[Source data]
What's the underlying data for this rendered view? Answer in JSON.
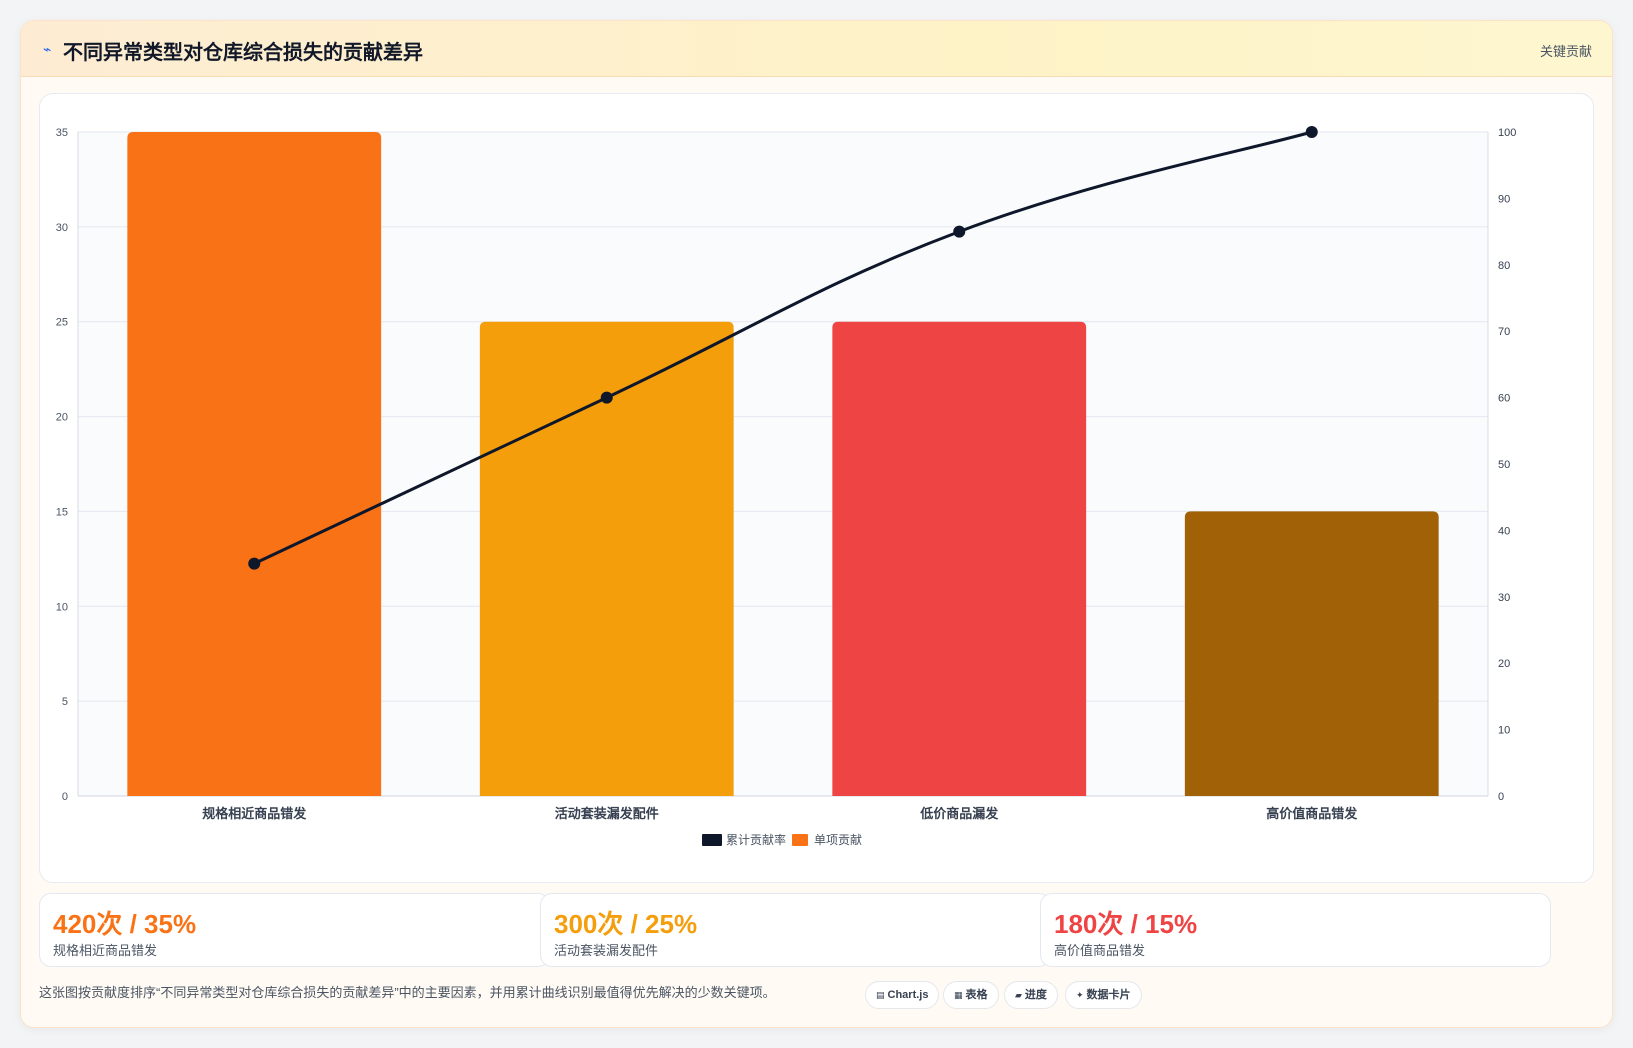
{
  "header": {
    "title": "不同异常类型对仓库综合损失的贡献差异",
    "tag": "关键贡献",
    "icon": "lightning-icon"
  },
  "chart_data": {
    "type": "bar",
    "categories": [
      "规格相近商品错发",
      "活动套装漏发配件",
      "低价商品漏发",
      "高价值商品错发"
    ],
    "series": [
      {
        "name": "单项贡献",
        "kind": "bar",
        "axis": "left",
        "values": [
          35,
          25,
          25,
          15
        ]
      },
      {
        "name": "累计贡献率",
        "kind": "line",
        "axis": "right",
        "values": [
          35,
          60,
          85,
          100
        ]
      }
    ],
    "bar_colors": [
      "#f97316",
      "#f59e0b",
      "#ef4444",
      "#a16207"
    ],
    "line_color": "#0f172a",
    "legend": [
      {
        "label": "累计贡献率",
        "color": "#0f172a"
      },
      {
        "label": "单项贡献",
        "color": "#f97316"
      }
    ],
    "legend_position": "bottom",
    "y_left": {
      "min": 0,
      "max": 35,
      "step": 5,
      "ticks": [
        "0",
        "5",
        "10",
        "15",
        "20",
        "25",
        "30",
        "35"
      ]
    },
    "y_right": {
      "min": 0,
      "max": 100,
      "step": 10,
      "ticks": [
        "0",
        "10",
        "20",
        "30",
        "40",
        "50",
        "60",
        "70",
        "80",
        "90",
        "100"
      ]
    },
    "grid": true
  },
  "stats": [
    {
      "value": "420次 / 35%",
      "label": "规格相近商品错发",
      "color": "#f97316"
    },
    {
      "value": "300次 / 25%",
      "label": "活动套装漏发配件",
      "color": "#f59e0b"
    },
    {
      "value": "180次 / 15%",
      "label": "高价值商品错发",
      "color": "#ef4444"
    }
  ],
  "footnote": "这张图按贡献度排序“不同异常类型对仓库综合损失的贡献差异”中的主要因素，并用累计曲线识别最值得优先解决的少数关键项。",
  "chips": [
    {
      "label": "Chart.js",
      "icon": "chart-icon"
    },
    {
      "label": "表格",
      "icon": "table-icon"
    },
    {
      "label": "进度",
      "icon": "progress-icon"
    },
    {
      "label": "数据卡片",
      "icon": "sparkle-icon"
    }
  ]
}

● Requirements: In your copy, repeat each record exactly and include no pictures.

● Written response:
What's the underlying data for this rendered view? Answer in JSON.
{
  "header": {
    "title": "不同异常类型对仓库综合损失的贡献差异",
    "tag": "关键贡献",
    "icon": "lightning-icon"
  },
  "chart_data": {
    "type": "bar",
    "categories": [
      "规格相近商品错发",
      "活动套装漏发配件",
      "低价商品漏发",
      "高价值商品错发"
    ],
    "series": [
      {
        "name": "单项贡献",
        "kind": "bar",
        "axis": "left",
        "values": [
          35,
          25,
          25,
          15
        ]
      },
      {
        "name": "累计贡献率",
        "kind": "line",
        "axis": "right",
        "values": [
          35,
          60,
          85,
          100
        ]
      }
    ],
    "bar_colors": [
      "#f97316",
      "#f59e0b",
      "#ef4444",
      "#a16207"
    ],
    "line_color": "#0f172a",
    "legend": [
      {
        "label": "累计贡献率",
        "color": "#0f172a"
      },
      {
        "label": "单项贡献",
        "color": "#f97316"
      }
    ],
    "legend_position": "bottom",
    "y_left": {
      "min": 0,
      "max": 35,
      "step": 5,
      "ticks": [
        "0",
        "5",
        "10",
        "15",
        "20",
        "25",
        "30",
        "35"
      ]
    },
    "y_right": {
      "min": 0,
      "max": 100,
      "step": 10,
      "ticks": [
        "0",
        "10",
        "20",
        "30",
        "40",
        "50",
        "60",
        "70",
        "80",
        "90",
        "100"
      ]
    },
    "grid": true
  },
  "stats": [
    {
      "value": "420次 / 35%",
      "label": "规格相近商品错发",
      "color": "#f97316"
    },
    {
      "value": "300次 / 25%",
      "label": "活动套装漏发配件",
      "color": "#f59e0b"
    },
    {
      "value": "180次 / 15%",
      "label": "高价值商品错发",
      "color": "#ef4444"
    }
  ],
  "footnote": "这张图按贡献度排序“不同异常类型对仓库综合损失的贡献差异”中的主要因素，并用累计曲线识别最值得优先解决的少数关键项。",
  "chips": [
    {
      "label": "Chart.js",
      "icon": "chart-icon"
    },
    {
      "label": "表格",
      "icon": "table-icon"
    },
    {
      "label": "进度",
      "icon": "progress-icon"
    },
    {
      "label": "数据卡片",
      "icon": "sparkle-icon"
    }
  ]
}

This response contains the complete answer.